[start of Provided records]

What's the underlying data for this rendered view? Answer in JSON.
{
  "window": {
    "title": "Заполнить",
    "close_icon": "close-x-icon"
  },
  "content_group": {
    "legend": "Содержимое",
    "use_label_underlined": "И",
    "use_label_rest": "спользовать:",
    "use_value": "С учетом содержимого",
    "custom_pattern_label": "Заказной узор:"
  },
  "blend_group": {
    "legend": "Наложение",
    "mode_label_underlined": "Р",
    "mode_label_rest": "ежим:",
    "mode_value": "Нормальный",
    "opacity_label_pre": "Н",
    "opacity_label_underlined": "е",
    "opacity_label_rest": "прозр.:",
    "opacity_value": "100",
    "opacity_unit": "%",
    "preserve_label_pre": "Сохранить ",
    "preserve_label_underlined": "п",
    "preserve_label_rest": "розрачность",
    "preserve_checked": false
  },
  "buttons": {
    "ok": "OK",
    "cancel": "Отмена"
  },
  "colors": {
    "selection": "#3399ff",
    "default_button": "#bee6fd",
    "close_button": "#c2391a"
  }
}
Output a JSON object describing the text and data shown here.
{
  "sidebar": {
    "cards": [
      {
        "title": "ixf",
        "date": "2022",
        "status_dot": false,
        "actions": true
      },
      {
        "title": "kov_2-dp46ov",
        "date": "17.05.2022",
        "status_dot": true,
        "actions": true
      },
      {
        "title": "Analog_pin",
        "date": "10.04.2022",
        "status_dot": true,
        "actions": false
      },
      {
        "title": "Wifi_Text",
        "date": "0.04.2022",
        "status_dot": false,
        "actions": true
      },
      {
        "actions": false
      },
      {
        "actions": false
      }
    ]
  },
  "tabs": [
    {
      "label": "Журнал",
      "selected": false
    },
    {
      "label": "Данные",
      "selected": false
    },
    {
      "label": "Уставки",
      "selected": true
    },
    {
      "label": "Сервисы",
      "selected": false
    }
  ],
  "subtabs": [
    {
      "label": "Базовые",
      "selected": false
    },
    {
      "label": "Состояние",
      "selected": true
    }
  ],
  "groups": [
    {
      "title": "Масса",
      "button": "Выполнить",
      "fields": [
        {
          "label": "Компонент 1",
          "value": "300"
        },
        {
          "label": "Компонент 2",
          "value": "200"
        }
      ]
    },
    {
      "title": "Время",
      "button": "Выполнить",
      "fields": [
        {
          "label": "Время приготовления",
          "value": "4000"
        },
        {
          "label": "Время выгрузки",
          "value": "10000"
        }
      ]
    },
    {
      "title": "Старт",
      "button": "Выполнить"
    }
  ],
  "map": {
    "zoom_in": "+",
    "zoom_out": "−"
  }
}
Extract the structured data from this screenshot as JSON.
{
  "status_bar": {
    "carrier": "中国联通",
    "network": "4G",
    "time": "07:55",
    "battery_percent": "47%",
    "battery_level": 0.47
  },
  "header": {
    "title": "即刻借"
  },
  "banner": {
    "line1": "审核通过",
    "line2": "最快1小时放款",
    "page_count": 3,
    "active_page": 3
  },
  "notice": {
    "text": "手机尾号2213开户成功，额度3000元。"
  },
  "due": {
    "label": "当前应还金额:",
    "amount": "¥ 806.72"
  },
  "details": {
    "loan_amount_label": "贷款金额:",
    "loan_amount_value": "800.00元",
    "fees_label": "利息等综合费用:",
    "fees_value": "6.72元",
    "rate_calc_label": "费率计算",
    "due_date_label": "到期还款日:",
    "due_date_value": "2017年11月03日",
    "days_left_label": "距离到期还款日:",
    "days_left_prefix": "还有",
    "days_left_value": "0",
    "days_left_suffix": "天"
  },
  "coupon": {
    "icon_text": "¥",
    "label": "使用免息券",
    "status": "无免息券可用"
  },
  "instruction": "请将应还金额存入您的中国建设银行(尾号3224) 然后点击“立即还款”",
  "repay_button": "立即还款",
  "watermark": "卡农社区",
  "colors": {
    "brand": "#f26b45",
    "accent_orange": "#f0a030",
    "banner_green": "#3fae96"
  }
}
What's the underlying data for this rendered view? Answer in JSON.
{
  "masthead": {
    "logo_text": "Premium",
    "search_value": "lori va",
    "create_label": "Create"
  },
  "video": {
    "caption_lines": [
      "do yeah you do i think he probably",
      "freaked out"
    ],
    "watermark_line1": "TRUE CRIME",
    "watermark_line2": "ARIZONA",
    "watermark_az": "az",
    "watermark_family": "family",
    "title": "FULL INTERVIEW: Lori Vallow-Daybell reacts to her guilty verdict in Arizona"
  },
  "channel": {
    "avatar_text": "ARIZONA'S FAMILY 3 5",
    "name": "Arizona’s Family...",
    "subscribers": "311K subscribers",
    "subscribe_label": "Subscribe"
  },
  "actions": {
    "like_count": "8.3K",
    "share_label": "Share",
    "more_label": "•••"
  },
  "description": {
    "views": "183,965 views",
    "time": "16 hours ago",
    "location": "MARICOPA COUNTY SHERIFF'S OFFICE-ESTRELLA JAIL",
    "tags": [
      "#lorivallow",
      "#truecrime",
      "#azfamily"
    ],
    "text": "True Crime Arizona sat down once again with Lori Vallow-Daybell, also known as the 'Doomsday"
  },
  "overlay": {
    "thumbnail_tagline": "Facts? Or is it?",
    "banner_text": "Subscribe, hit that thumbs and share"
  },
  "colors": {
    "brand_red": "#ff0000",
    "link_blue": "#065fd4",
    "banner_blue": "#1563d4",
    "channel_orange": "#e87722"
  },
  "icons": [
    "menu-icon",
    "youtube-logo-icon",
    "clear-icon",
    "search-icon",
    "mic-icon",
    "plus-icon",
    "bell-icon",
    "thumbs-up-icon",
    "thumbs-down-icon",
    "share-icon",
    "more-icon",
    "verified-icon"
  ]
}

[end of Provided records]

### To do
Return the listing above in its exact form.

### Exercise solution
What's the underlying data for this rendered view? Answer in JSON.
{
  "window": {
    "title": "Заполнить",
    "close_icon": "close-x-icon"
  },
  "content_group": {
    "legend": "Содержимое",
    "use_label_underlined": "И",
    "use_label_rest": "спользовать:",
    "use_value": "С учетом содержимого",
    "custom_pattern_label": "Заказной узор:"
  },
  "blend_group": {
    "legend": "Наложение",
    "mode_label_underlined": "Р",
    "mode_label_rest": "ежим:",
    "mode_value": "Нормальный",
    "opacity_label_pre": "Н",
    "opacity_label_underlined": "е",
    "opacity_label_rest": "прозр.:",
    "opacity_value": "100",
    "opacity_unit": "%",
    "preserve_label_pre": "Сохранить ",
    "preserve_label_underlined": "п",
    "preserve_label_rest": "розрачность",
    "preserve_checked": false
  },
  "buttons": {
    "ok": "OK",
    "cancel": "Отмена"
  },
  "colors": {
    "selection": "#3399ff",
    "default_button": "#bee6fd",
    "close_button": "#c2391a"
  }
}
Output a JSON object describing the text and data shown here.
{
  "sidebar": {
    "cards": [
      {
        "title": "ixf",
        "date": "2022",
        "status_dot": false,
        "actions": true
      },
      {
        "title": "kov_2-dp46ov",
        "date": "17.05.2022",
        "status_dot": true,
        "actions": true
      },
      {
        "title": "Analog_pin",
        "date": "10.04.2022",
        "status_dot": true,
        "actions": false
      },
      {
        "title": "Wifi_Text",
        "date": "0.04.2022",
        "status_dot": false,
        "actions": true
      },
      {
        "actions": false
      },
      {
        "actions": false
      }
    ]
  },
  "tabs": [
    {
      "label": "Журнал",
      "selected": false
    },
    {
      "label": "Данные",
      "selected": false
    },
    {
      "label": "Уставки",
      "selected": true
    },
    {
      "label": "Сервисы",
      "selected": false
    }
  ],
  "subtabs": [
    {
      "label": "Базовые",
      "selected": false
    },
    {
      "label": "Состояние",
      "selected": true
    }
  ],
  "groups": [
    {
      "title": "Масса",
      "button": "Выполнить",
      "fields": [
        {
          "label": "Компонент 1",
          "value": "300"
        },
        {
          "label": "Компонент 2",
          "value": "200"
        }
      ]
    },
    {
      "title": "Время",
      "button": "Выполнить",
      "fields": [
        {
          "label": "Время приготовления",
          "value": "4000"
        },
        {
          "label": "Время выгрузки",
          "value": "10000"
        }
      ]
    },
    {
      "title": "Старт",
      "button": "Выполнить"
    }
  ],
  "map": {
    "zoom_in": "+",
    "zoom_out": "−"
  }
}
Extract the structured data from this screenshot as JSON.
{
  "status_bar": {
    "carrier": "中国联通",
    "network": "4G",
    "time": "07:55",
    "battery_percent": "47%",
    "battery_level": 0.47
  },
  "header": {
    "title": "即刻借"
  },
  "banner": {
    "line1": "审核通过",
    "line2": "最快1小时放款",
    "page_count": 3,
    "active_page": 3
  },
  "notice": {
    "text": "手机尾号2213开户成功，额度3000元。"
  },
  "due": {
    "label": "当前应还金额:",
    "amount": "¥ 806.72"
  },
  "details": {
    "loan_amount_label": "贷款金额:",
    "loan_amount_value": "800.00元",
    "fees_label": "利息等综合费用:",
    "fees_value": "6.72元",
    "rate_calc_label": "费率计算",
    "due_date_label": "到期还款日:",
    "due_date_value": "2017年11月03日",
    "days_left_label": "距离到期还款日:",
    "days_left_prefix": "还有",
    "days_left_value": "0",
    "days_left_suffix": "天"
  },
  "coupon": {
    "icon_text": "¥",
    "label": "使用免息券",
    "status": "无免息券可用"
  },
  "instruction": "请将应还金额存入您的中国建设银行(尾号3224) 然后点击“立即还款”",
  "repay_button": "立即还款",
  "watermark": "卡农社区",
  "colors": {
    "brand": "#f26b45",
    "accent_orange": "#f0a030",
    "banner_green": "#3fae96"
  }
}
What's the underlying data for this rendered view? Answer in JSON.
{
  "masthead": {
    "logo_text": "Premium",
    "search_value": "lori va",
    "create_label": "Create"
  },
  "video": {
    "caption_lines": [
      "do yeah you do i think he probably",
      "freaked out"
    ],
    "watermark_line1": "TRUE CRIME",
    "watermark_line2": "ARIZONA",
    "watermark_az": "az",
    "watermark_family": "family",
    "title": "FULL INTERVIEW: Lori Vallow-Daybell reacts to her guilty verdict in Arizona"
  },
  "channel": {
    "avatar_text": "ARIZONA'S FAMILY 3 5",
    "name": "Arizona’s Family...",
    "subscribers": "311K subscribers",
    "subscribe_label": "Subscribe"
  },
  "actions": {
    "like_count": "8.3K",
    "share_label": "Share",
    "more_label": "•••"
  },
  "description": {
    "views": "183,965 views",
    "time": "16 hours ago",
    "location": "MARICOPA COUNTY SHERIFF'S OFFICE-ESTRELLA JAIL",
    "tags": [
      "#lorivallow",
      "#truecrime",
      "#azfamily"
    ],
    "text": "True Crime Arizona sat down once again with Lori Vallow-Daybell, also known as the 'Doomsday"
  },
  "overlay": {
    "thumbnail_tagline": "Facts? Or is it?",
    "banner_text": "Subscribe, hit that thumbs and share"
  },
  "colors": {
    "brand_red": "#ff0000",
    "link_blue": "#065fd4",
    "banner_blue": "#1563d4",
    "channel_orange": "#e87722"
  },
  "icons": [
    "menu-icon",
    "youtube-logo-icon",
    "clear-icon",
    "search-icon",
    "mic-icon",
    "plus-icon",
    "bell-icon",
    "thumbs-up-icon",
    "thumbs-down-icon",
    "share-icon",
    "more-icon",
    "verified-icon"
  ]
}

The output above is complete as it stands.